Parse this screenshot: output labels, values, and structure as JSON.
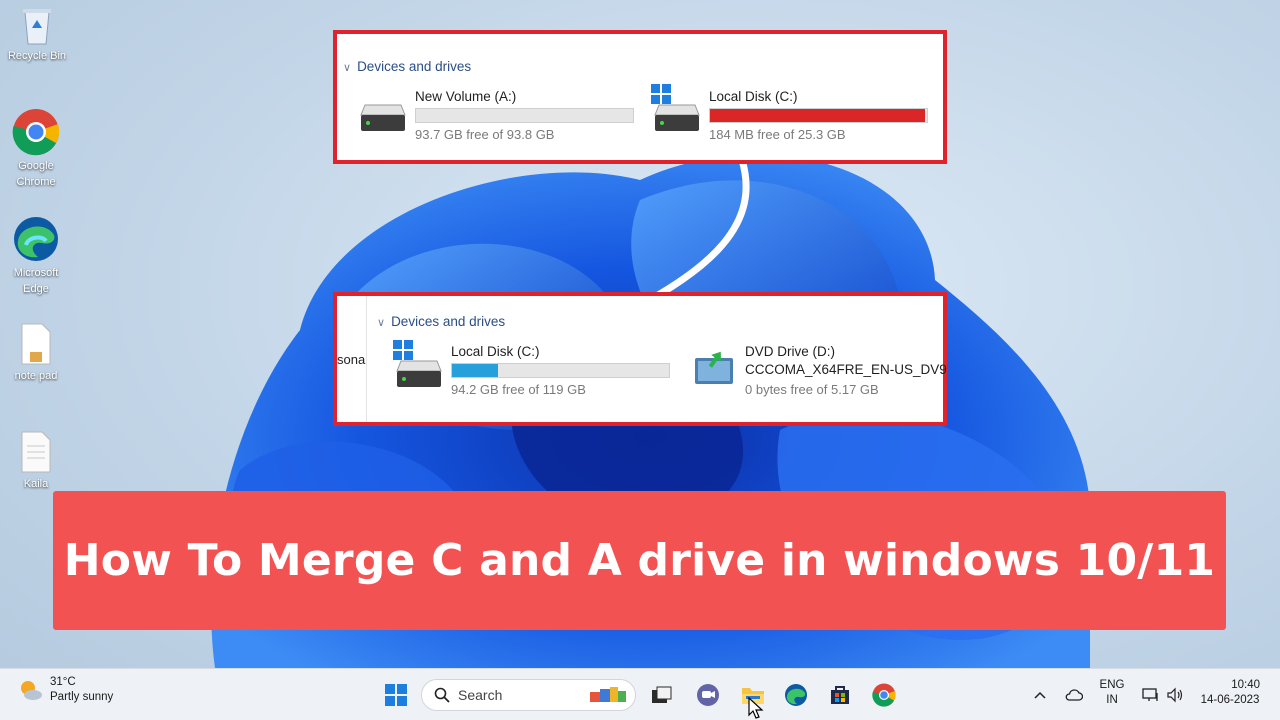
{
  "desktop": {
    "icons": [
      {
        "label": "Recycle Bin"
      },
      {
        "label": "Google Chrome"
      },
      {
        "label": "Microsoft Edge"
      },
      {
        "label": "note pad"
      },
      {
        "label": "Kaila"
      }
    ]
  },
  "panel_before": {
    "section": "Devices and drives",
    "drives": [
      {
        "name": "New Volume (A:)",
        "free": "93.7 GB free of 93.8 GB",
        "used_fraction": 0.0,
        "bar_color": "#26a0da"
      },
      {
        "name": "Local Disk (C:)",
        "free": "184 MB free of 25.3 GB",
        "used_fraction": 0.99,
        "bar_color": "#da2626"
      }
    ]
  },
  "panel_after": {
    "cut_label": "sona",
    "section": "Devices and drives",
    "drives": [
      {
        "name": "Local Disk (C:)",
        "free": "94.2 GB free of 119 GB",
        "used_fraction": 0.21,
        "bar_color": "#26a0da"
      },
      {
        "name": "DVD Drive (D:)",
        "subtitle": "CCCOMA_X64FRE_EN-US_DV9",
        "free": "0 bytes free of 5.17 GB"
      }
    ]
  },
  "banner": {
    "title": "How To Merge C and A drive in windows 10/11",
    "color": "#f35252"
  },
  "taskbar": {
    "weather": {
      "temp": "31°C",
      "desc": "Partly sunny"
    },
    "search_placeholder": "Search",
    "apps": [
      "widgets-icon",
      "task-view-icon",
      "teams-chat-icon",
      "file-explorer-icon",
      "edge-icon",
      "store-icon",
      "chrome-icon"
    ],
    "language": {
      "line1": "ENG",
      "line2": "IN"
    },
    "clock": {
      "time": "10:40",
      "date": "14-06-2023"
    }
  }
}
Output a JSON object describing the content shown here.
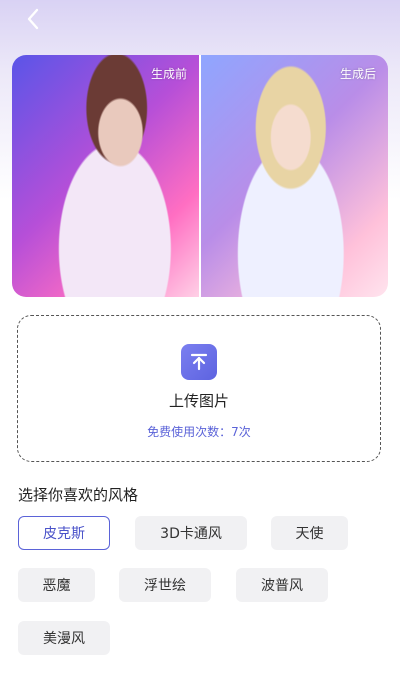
{
  "header": {
    "back_icon": "chevron-left-icon"
  },
  "compare": {
    "before_label": "生成前",
    "after_label": "生成后"
  },
  "upload": {
    "icon": "upload-icon",
    "label": "上传图片",
    "free_count": "免费使用次数：7次"
  },
  "styles": {
    "title": "选择你喜欢的风格",
    "selected": "皮克斯",
    "items": [
      "皮克斯",
      "3D卡通风",
      "天使",
      "恶魔",
      "浮世绘",
      "波普风",
      "美漫风"
    ]
  },
  "colors": {
    "accent": "#5b63d8",
    "chip_bg": "#f1f1f3"
  }
}
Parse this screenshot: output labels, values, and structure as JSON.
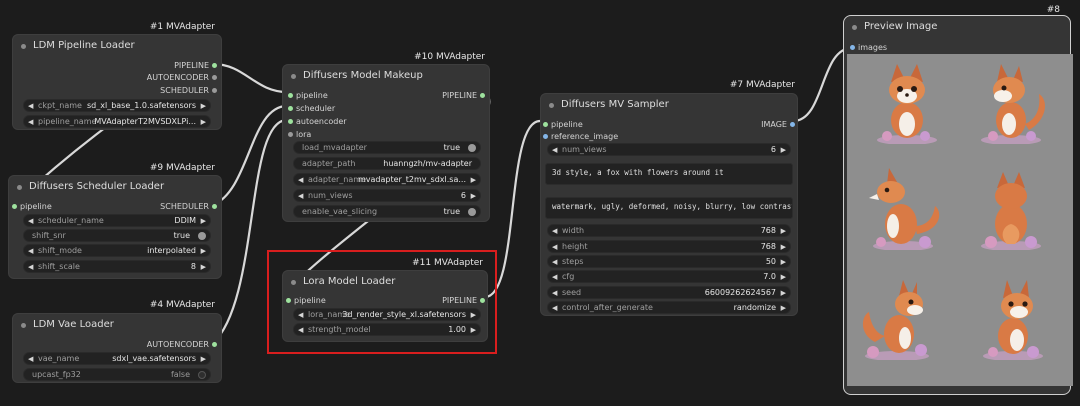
{
  "nodes": {
    "ldm_pipeline_loader": {
      "tag": "#1 MVAdapter",
      "title": "LDM Pipeline Loader",
      "outputs": [
        "PIPELINE",
        "AUTOENCODER",
        "SCHEDULER"
      ],
      "widgets": [
        {
          "label": "ckpt_name",
          "value": "sd_xl_base_1.0.safetensors"
        },
        {
          "label": "pipeline_name",
          "value": "MVAdapterT2MVSDXLPi..."
        }
      ]
    },
    "diffusers_model_makeup": {
      "tag": "#10 MVAdapter",
      "title": "Diffusers Model Makeup",
      "inputs": [
        "pipeline",
        "scheduler",
        "autoencoder",
        "lora"
      ],
      "output": "PIPELINE",
      "widgets": [
        {
          "label": "load_mvadapter",
          "value": "true"
        },
        {
          "label": "adapter_path",
          "value": "huanngzh/mv-adapter"
        },
        {
          "label": "adapter_name",
          "value": "mvadapter_t2mv_sdxl.sa..."
        },
        {
          "label": "num_views",
          "value": "6"
        },
        {
          "label": "enable_vae_slicing",
          "value": "true"
        }
      ]
    },
    "diffusers_scheduler_loader": {
      "tag": "#9 MVAdapter",
      "title": "Diffusers Scheduler Loader",
      "input": "pipeline",
      "output": "SCHEDULER",
      "widgets": [
        {
          "label": "scheduler_name",
          "value": "DDIM"
        },
        {
          "label": "shift_snr",
          "value": "true"
        },
        {
          "label": "shift_mode",
          "value": "interpolated"
        },
        {
          "label": "shift_scale",
          "value": "8"
        }
      ]
    },
    "ldm_vae_loader": {
      "tag": "#4 MVAdapter",
      "title": "LDM Vae Loader",
      "output": "AUTOENCODER",
      "widgets": [
        {
          "label": "vae_name",
          "value": "sdxl_vae.safetensors"
        },
        {
          "label": "upcast_fp32",
          "value": "false"
        }
      ]
    },
    "lora_model_loader": {
      "tag": "#11 MVAdapter",
      "title": "Lora Model Loader",
      "input": "pipeline",
      "output": "PIPELINE",
      "widgets": [
        {
          "label": "lora_name",
          "value": "3d_render_style_xl.safetensors"
        },
        {
          "label": "strength_model",
          "value": "1.00"
        }
      ]
    },
    "diffusers_mv_sampler": {
      "tag": "#7 MVAdapter",
      "title": "Diffusers MV Sampler",
      "inputs": [
        "pipeline",
        "reference_image"
      ],
      "output": "IMAGE",
      "num_views": {
        "label": "num_views",
        "value": "6"
      },
      "prompt": "3d style, a fox with flowers around it",
      "negative_prompt": "watermark, ugly, deformed, noisy, blurry, low contrast",
      "widgets": [
        {
          "label": "width",
          "value": "768"
        },
        {
          "label": "height",
          "value": "768"
        },
        {
          "label": "steps",
          "value": "50"
        },
        {
          "label": "cfg",
          "value": "7.0"
        },
        {
          "label": "seed",
          "value": "66009262624567"
        },
        {
          "label": "control_after_generate",
          "value": "randomize"
        }
      ]
    },
    "preview_image": {
      "tag": "#8",
      "title": "Preview Image",
      "input": "images"
    }
  },
  "colors": {
    "canvas": "#1c1c1c",
    "node": "#353535",
    "widget": "#222222",
    "pipeline_port": "#9ee29e",
    "image_port": "#84b6e8",
    "highlight": "#d81e1e",
    "wire": "#d8d8d8"
  }
}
----------
Every line above should be repeated exactly; pictures stay out of the copy.

Parse this screenshot: output labels, values, and structure as JSON.
{
  "desktop": {
    "icons": [
      {
        "label": "Recycle Bin"
      },
      {
        "label": "Google Chrome"
      },
      {
        "label": "Microsoft Edge"
      },
      {
        "label": "note pad"
      },
      {
        "label": "Kaila"
      }
    ]
  },
  "panel_before": {
    "section": "Devices and drives",
    "drives": [
      {
        "name": "New Volume (A:)",
        "free": "93.7 GB free of 93.8 GB",
        "used_fraction": 0.0,
        "bar_color": "#26a0da"
      },
      {
        "name": "Local Disk (C:)",
        "free": "184 MB free of 25.3 GB",
        "used_fraction": 0.99,
        "bar_color": "#da2626"
      }
    ]
  },
  "panel_after": {
    "cut_label": "sona",
    "section": "Devices and drives",
    "drives": [
      {
        "name": "Local Disk (C:)",
        "free": "94.2 GB free of 119 GB",
        "used_fraction": 0.21,
        "bar_color": "#26a0da"
      },
      {
        "name": "DVD Drive (D:)",
        "subtitle": "CCCOMA_X64FRE_EN-US_DV9",
        "free": "0 bytes free of 5.17 GB"
      }
    ]
  },
  "banner": {
    "title": "How To Merge C and A drive in windows 10/11",
    "color": "#f35252"
  },
  "taskbar": {
    "weather": {
      "temp": "31°C",
      "desc": "Partly sunny"
    },
    "search_placeholder": "Search",
    "apps": [
      "widgets-icon",
      "task-view-icon",
      "teams-chat-icon",
      "file-explorer-icon",
      "edge-icon",
      "store-icon",
      "chrome-icon"
    ],
    "language": {
      "line1": "ENG",
      "line2": "IN"
    },
    "clock": {
      "time": "10:40",
      "date": "14-06-2023"
    }
  }
}
Output a JSON object describing the content shown here.
{
  "header": {
    "back_icon": "chevron-left-icon"
  },
  "compare": {
    "before_label": "生成前",
    "after_label": "生成后"
  },
  "upload": {
    "icon": "upload-icon",
    "label": "上传图片",
    "free_count": "免费使用次数：7次"
  },
  "styles": {
    "title": "选择你喜欢的风格",
    "selected": "皮克斯",
    "items": [
      "皮克斯",
      "3D卡通风",
      "天使",
      "恶魔",
      "浮世绘",
      "波普风",
      "美漫风"
    ]
  },
  "colors": {
    "accent": "#5b63d8",
    "chip_bg": "#f1f1f3"
  }
}
Parse this screenshot: output labels, values, and structure as JSON.
{
  "nodes": {
    "ldm_pipeline_loader": {
      "tag": "#1 MVAdapter",
      "title": "LDM Pipeline Loader",
      "outputs": [
        "PIPELINE",
        "AUTOENCODER",
        "SCHEDULER"
      ],
      "widgets": [
        {
          "label": "ckpt_name",
          "value": "sd_xl_base_1.0.safetensors"
        },
        {
          "label": "pipeline_name",
          "value": "MVAdapterT2MVSDXLPi..."
        }
      ]
    },
    "diffusers_model_makeup": {
      "tag": "#10 MVAdapter",
      "title": "Diffusers Model Makeup",
      "inputs": [
        "pipeline",
        "scheduler",
        "autoencoder",
        "lora"
      ],
      "output": "PIPELINE",
      "widgets": [
        {
          "label": "load_mvadapter",
          "value": "true"
        },
        {
          "label": "adapter_path",
          "value": "huanngzh/mv-adapter"
        },
        {
          "label": "adapter_name",
          "value": "mvadapter_t2mv_sdxl.sa..."
        },
        {
          "label": "num_views",
          "value": "6"
        },
        {
          "label": "enable_vae_slicing",
          "value": "true"
        }
      ]
    },
    "diffusers_scheduler_loader": {
      "tag": "#9 MVAdapter",
      "title": "Diffusers Scheduler Loader",
      "input": "pipeline",
      "output": "SCHEDULER",
      "widgets": [
        {
          "label": "scheduler_name",
          "value": "DDIM"
        },
        {
          "label": "shift_snr",
          "value": "true"
        },
        {
          "label": "shift_mode",
          "value": "interpolated"
        },
        {
          "label": "shift_scale",
          "value": "8"
        }
      ]
    },
    "ldm_vae_loader": {
      "tag": "#4 MVAdapter",
      "title": "LDM Vae Loader",
      "output": "AUTOENCODER",
      "widgets": [
        {
          "label": "vae_name",
          "value": "sdxl_vae.safetensors"
        },
        {
          "label": "upcast_fp32",
          "value": "false"
        }
      ]
    },
    "lora_model_loader": {
      "tag": "#11 MVAdapter",
      "title": "Lora Model Loader",
      "input": "pipeline",
      "output": "PIPELINE",
      "widgets": [
        {
          "label": "lora_name",
          "value": "3d_render_style_xl.safetensors"
        },
        {
          "label": "strength_model",
          "value": "1.00"
        }
      ]
    },
    "diffusers_mv_sampler": {
      "tag": "#7 MVAdapter",
      "title": "Diffusers MV Sampler",
      "inputs": [
        "pipeline",
        "reference_image"
      ],
      "output": "IMAGE",
      "num_views": {
        "label": "num_views",
        "value": "6"
      },
      "prompt": "3d style, a fox with flowers around it",
      "negative_prompt": "watermark, ugly, deformed, noisy, blurry, low contrast",
      "widgets": [
        {
          "label": "width",
          "value": "768"
        },
        {
          "label": "height",
          "value": "768"
        },
        {
          "label": "steps",
          "value": "50"
        },
        {
          "label": "cfg",
          "value": "7.0"
        },
        {
          "label": "seed",
          "value": "66009262624567"
        },
        {
          "label": "control_after_generate",
          "value": "randomize"
        }
      ]
    },
    "preview_image": {
      "tag": "#8",
      "title": "Preview Image",
      "input": "images"
    }
  },
  "colors": {
    "canvas": "#1c1c1c",
    "node": "#353535",
    "widget": "#222222",
    "pipeline_port": "#9ee29e",
    "image_port": "#84b6e8",
    "highlight": "#d81e1e",
    "wire": "#d8d8d8"
  }
}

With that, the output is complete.